### RECORD EXCERPTS

******************************

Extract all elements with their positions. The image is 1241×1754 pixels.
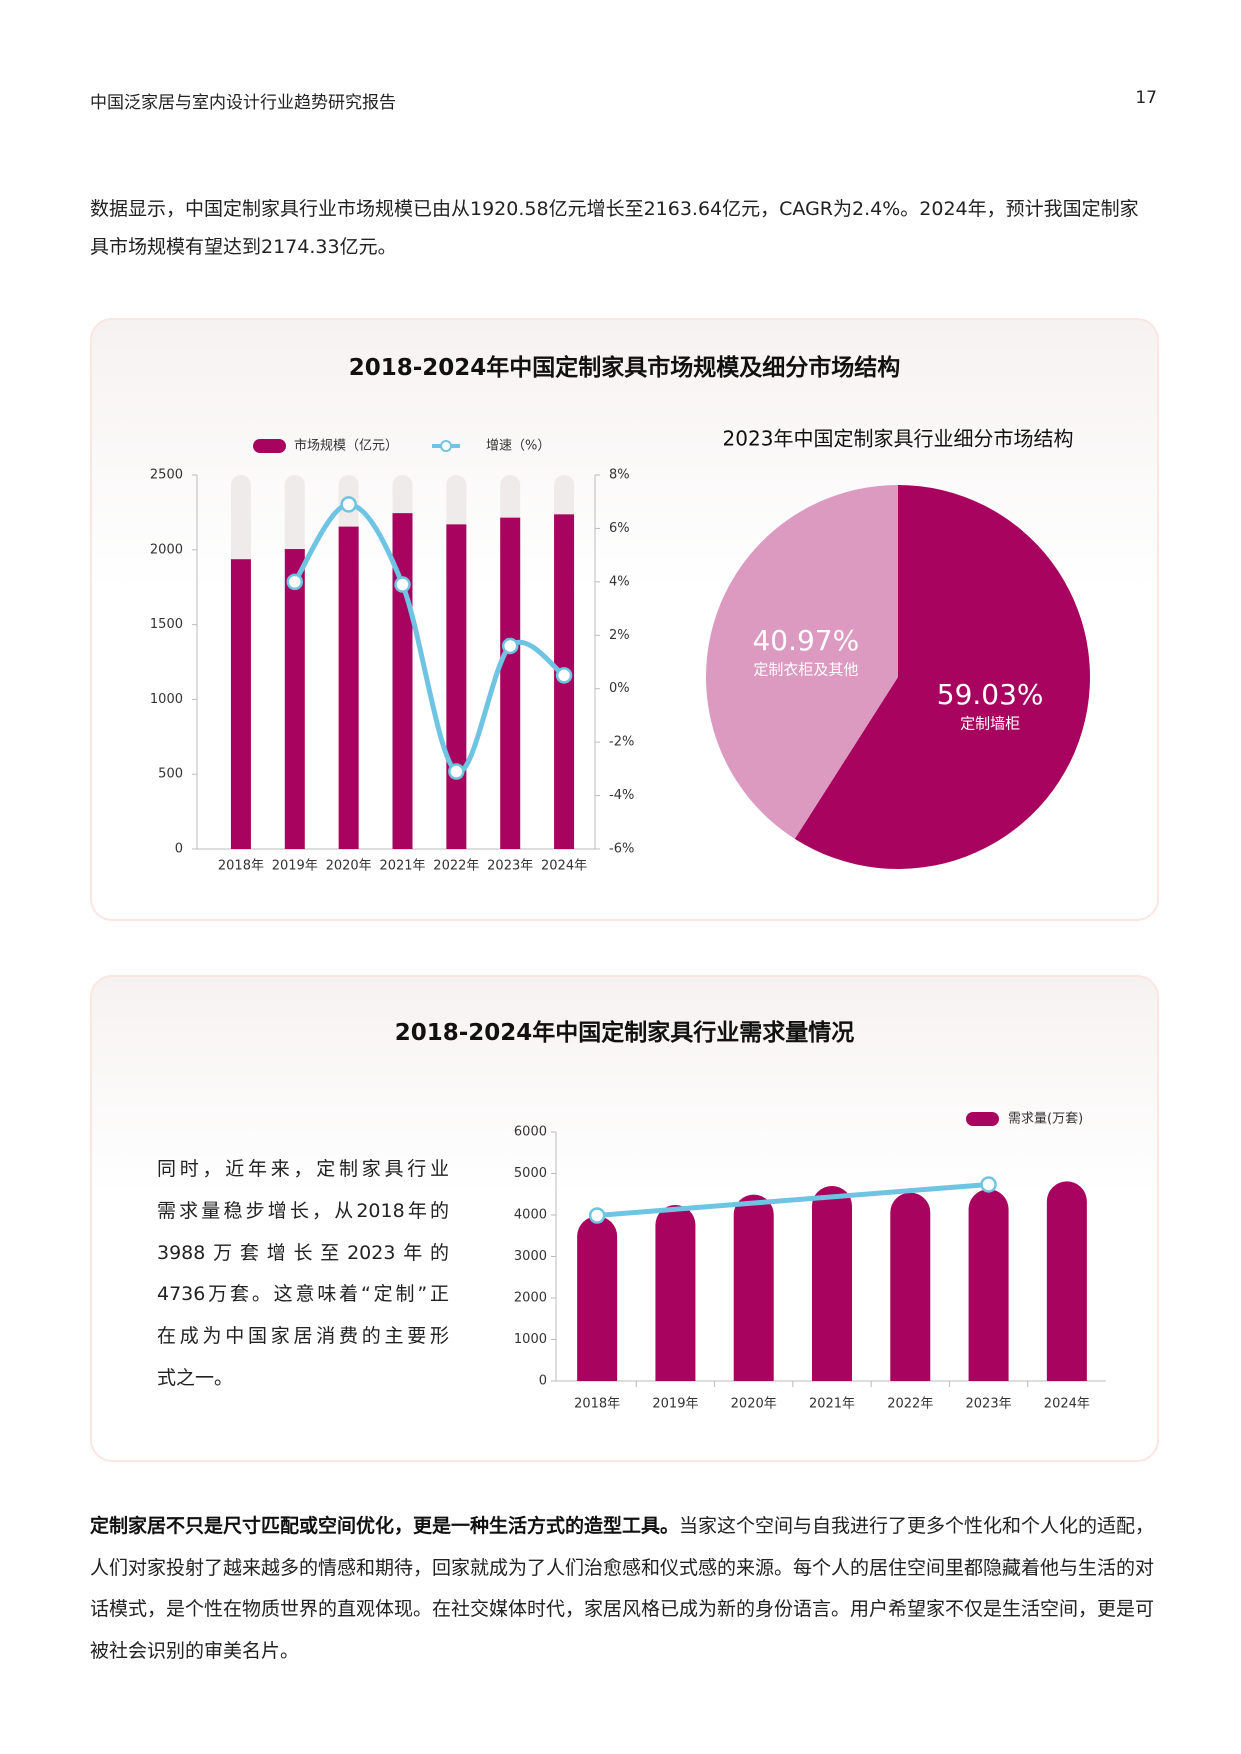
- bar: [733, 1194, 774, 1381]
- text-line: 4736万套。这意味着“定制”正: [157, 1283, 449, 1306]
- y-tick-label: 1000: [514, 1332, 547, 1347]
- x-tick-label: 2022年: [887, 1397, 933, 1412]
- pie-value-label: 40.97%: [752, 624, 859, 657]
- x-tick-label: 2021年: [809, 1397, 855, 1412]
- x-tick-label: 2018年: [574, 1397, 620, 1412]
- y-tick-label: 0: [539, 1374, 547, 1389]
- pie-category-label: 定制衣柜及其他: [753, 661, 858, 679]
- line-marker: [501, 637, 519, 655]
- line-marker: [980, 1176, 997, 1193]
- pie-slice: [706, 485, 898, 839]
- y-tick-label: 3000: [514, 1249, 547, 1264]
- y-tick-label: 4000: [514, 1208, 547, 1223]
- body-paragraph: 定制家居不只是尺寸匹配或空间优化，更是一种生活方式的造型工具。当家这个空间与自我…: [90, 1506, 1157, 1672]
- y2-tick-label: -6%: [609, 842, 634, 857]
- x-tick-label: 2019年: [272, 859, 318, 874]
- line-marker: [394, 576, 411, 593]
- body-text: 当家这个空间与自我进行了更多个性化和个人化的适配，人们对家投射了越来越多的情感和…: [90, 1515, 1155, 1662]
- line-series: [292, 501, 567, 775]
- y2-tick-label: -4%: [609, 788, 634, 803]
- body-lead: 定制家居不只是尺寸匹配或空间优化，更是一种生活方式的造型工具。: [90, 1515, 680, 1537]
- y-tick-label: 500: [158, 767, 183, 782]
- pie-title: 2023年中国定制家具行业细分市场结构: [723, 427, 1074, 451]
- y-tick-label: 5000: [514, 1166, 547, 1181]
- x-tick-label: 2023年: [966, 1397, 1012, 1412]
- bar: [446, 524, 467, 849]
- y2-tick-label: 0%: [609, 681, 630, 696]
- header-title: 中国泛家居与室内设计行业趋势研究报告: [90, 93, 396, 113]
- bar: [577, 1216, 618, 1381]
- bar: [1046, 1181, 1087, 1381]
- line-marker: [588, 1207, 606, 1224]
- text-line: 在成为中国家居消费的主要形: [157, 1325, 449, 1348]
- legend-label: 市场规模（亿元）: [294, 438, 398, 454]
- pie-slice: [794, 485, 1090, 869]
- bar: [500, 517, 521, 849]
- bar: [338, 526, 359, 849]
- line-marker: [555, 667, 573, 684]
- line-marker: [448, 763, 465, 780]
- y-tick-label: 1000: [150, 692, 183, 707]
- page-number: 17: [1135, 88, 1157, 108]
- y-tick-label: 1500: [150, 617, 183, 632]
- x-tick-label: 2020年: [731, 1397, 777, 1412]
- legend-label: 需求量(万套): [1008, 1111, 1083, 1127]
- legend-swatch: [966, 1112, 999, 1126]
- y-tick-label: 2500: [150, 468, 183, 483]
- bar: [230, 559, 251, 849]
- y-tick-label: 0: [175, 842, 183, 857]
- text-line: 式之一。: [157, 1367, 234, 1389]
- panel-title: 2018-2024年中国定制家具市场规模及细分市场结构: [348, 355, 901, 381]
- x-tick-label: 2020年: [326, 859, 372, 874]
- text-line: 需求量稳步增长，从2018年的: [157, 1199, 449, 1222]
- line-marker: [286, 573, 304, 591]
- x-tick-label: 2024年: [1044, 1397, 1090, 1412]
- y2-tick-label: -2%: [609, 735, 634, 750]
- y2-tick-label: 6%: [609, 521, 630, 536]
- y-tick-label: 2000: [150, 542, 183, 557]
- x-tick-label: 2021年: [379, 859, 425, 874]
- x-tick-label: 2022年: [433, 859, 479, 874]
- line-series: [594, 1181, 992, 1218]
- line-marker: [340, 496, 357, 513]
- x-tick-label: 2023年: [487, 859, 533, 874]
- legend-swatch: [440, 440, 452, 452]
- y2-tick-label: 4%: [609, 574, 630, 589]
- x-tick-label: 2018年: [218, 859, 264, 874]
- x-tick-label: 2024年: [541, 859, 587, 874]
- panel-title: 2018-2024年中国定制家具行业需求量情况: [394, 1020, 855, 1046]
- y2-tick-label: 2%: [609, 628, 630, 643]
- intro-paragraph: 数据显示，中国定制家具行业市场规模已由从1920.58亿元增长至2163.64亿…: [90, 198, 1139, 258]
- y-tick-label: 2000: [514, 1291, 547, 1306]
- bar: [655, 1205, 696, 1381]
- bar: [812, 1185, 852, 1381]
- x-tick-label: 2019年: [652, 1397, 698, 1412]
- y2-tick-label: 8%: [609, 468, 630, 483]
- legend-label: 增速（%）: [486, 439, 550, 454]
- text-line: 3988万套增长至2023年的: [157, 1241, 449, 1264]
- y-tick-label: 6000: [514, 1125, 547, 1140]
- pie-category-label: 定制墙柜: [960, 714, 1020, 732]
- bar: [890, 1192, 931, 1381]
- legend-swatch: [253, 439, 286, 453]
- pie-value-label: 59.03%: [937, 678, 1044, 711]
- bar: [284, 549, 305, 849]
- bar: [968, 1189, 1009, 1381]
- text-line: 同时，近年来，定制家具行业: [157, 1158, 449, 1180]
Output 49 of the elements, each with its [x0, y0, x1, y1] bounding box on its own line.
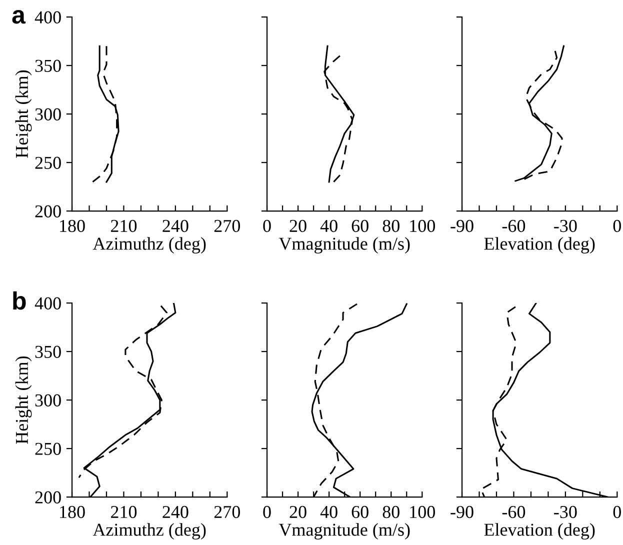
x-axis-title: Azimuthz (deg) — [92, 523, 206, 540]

******************************

### PROBLEM STATEMENT
Can you rewrite all of the lines above as a numbered list, leaving out any blank lines and the pictures?

### TASK SOLUTION
1. Extract all elements with their positions. The image is 1241×1754 pixels.
2. - bar: [733, 1194, 774, 1381]
3. - text-line: 4736万套。这意味着“定制”正: [157, 1283, 449, 1306]
4. - y-tick-label: 1000: [514, 1332, 547, 1347]
5. - x-tick-label: 2022年: [887, 1397, 933, 1412]
6. - pie-value-label: 40.97%: [752, 624, 859, 657]
7. - x-tick-label: 2021年: [809, 1397, 855, 1412]
8. - x-tick-label: 2018年: [574, 1397, 620, 1412]
9. - y-tick-label: 0: [539, 1374, 547, 1389]
10. - pie-category-label: 定制衣柜及其他: [753, 661, 858, 679]
11. - line-marker: [501, 637, 519, 655]
12. - line-marker: [980, 1176, 997, 1193]
13. - pie-slice: [706, 485, 898, 839]
14. - y-tick-label: 3000: [514, 1249, 547, 1264]
15. - y-tick-label: 4000: [514, 1208, 547, 1223]
16. - body-paragraph: 定制家居不只是尺寸匹配或空间优化，更是一种生活方式的造型工具。当家这个空间与自我…: [90, 1506, 1157, 1672]
17. - y2-tick-label: -6%: [609, 842, 634, 857]
18. - x-tick-label: 2019年: [272, 859, 318, 874]
19. - line-marker: [394, 576, 411, 593]
20. - body-text: 当家这个空间与自我进行了更多个性化和个人化的适配，人们对家投射了越来越多的情感和…: [90, 1515, 1155, 1662]
21. - line-series: [292, 501, 567, 775]
22. - y2-tick-label: -4%: [609, 788, 634, 803]
23. - body-lead: 定制家居不只是尺寸匹配或空间优化，更是一种生活方式的造型工具。: [90, 1515, 680, 1537]
24. - y-tick-label: 500: [158, 767, 183, 782]
25. - pie-title: 2023年中国定制家具行业细分市场结构: [723, 427, 1074, 451]
26. - y-tick-label: 5000: [514, 1166, 547, 1181]
27. - x-tick-label: 2023年: [966, 1397, 1012, 1412]
28. - bar: [446, 524, 467, 849]
29. - y2-tick-label: 0%: [609, 681, 630, 696]
30. - header-title: 中国泛家居与室内设计行业趋势研究报告: [90, 93, 396, 113]
31. - bar: [577, 1216, 618, 1381]
32. - bar: [1046, 1181, 1087, 1381]
33. - line-marker: [588, 1207, 606, 1224]
34. - text-line: 在成为中国家居消费的主要形: [157, 1325, 449, 1348]
35. - legend-label: 市场规模（亿元）: [294, 438, 398, 454]
36. - pie-slice: [794, 485, 1090, 869]
37. - bar: [500, 517, 521, 849]
38. - bar: [338, 526, 359, 849]
39. - line-marker: [555, 667, 573, 684]
40. - line-marker: [448, 763, 465, 780]
41. - y-tick-label: 1000: [150, 692, 183, 707]
42. - page-number: 17: [1135, 88, 1157, 108]
43. - y-tick-label: 1500: [150, 617, 183, 632]
44. - x-tick-label: 2020年: [731, 1397, 777, 1412]
45. - legend-label: 需求量(万套): [1008, 1111, 1083, 1127]
46. - legend-swatch: [966, 1112, 999, 1126]
47. - y-tick-label: 2500: [150, 468, 183, 483]
48. - bar: [230, 559, 251, 849]
49. - y-tick-label: 0: [175, 842, 183, 857]
50. - text-line: 式之一。: [157, 1367, 234, 1389]
51. - panel-title: 2018-2024年中国定制家具市场规模及细分市场结构: [348, 355, 901, 381]
52. - x-tick-label: 2020年: [326, 859, 372, 874]
53. - text-line: 需求量稳步增长，从2018年的: [157, 1199, 449, 1222]
54. - line-marker: [286, 573, 304, 591]
55. - x-tick-label: 2024年: [1044, 1397, 1090, 1412]
56. - y2-tick-label: -2%: [609, 735, 634, 750]
57. - y2-tick-label: 6%: [609, 521, 630, 536]
58. - y-tick-label: 2000: [150, 542, 183, 557]
59. - x-tick-label: 2021年: [379, 859, 425, 874]
60. - x-tick-label: 2022年: [433, 859, 479, 874]
61. - line-series: [594, 1181, 992, 1218]
62. - line-marker: [340, 496, 357, 513]
63. - x-tick-label: 2023年: [487, 859, 533, 874]
64. - legend-swatch: [440, 440, 452, 452]
65. - y2-tick-label: 4%: [609, 574, 630, 589]
66. - x-tick-label: 2018年: [218, 859, 264, 874]
67. - x-tick-label: 2024年: [541, 859, 587, 874]
68. - panel-title: 2018-2024年中国定制家具行业需求量情况: [394, 1020, 855, 1046]
69. - y2-tick-label: 2%: [609, 628, 630, 643]
70. - intro-paragraph: 数据显示，中国定制家具行业市场规模已由从1920.58亿元增长至2163.64亿…: [90, 198, 1139, 258]
71. - y-tick-label: 2000: [514, 1291, 547, 1306]
72. - bar: [655, 1205, 696, 1381]
73. - bar: [812, 1185, 852, 1381]
74. - x-tick-label: 2019年: [652, 1397, 698, 1412]
75. - y2-tick-label: 8%: [609, 468, 630, 483]
76. - legend-label: 增速（%）: [486, 439, 550, 454]
77. - text-line: 3988万套增长至2023年的: [157, 1241, 449, 1264]
78. - y-tick-label: 6000: [514, 1125, 547, 1140]
79. - pie-category-label: 定制墙柜: [960, 714, 1020, 732]
80. - bar: [890, 1192, 931, 1381]
81. - legend-swatch: [253, 439, 286, 453]
82. - pie-value-label: 59.03%: [937, 678, 1044, 711]
83. - bar: [284, 549, 305, 849]
84. - bar: [968, 1189, 1009, 1381]
85. - text-line: 同时，近年来，定制家具行业: [157, 1158, 449, 1180]
86. Output 49 of the elements, each with its [x0, y0, x1, y1] bounding box on its own line.
87. x-axis-title: Azimuthz (deg) — [92, 523, 206, 540]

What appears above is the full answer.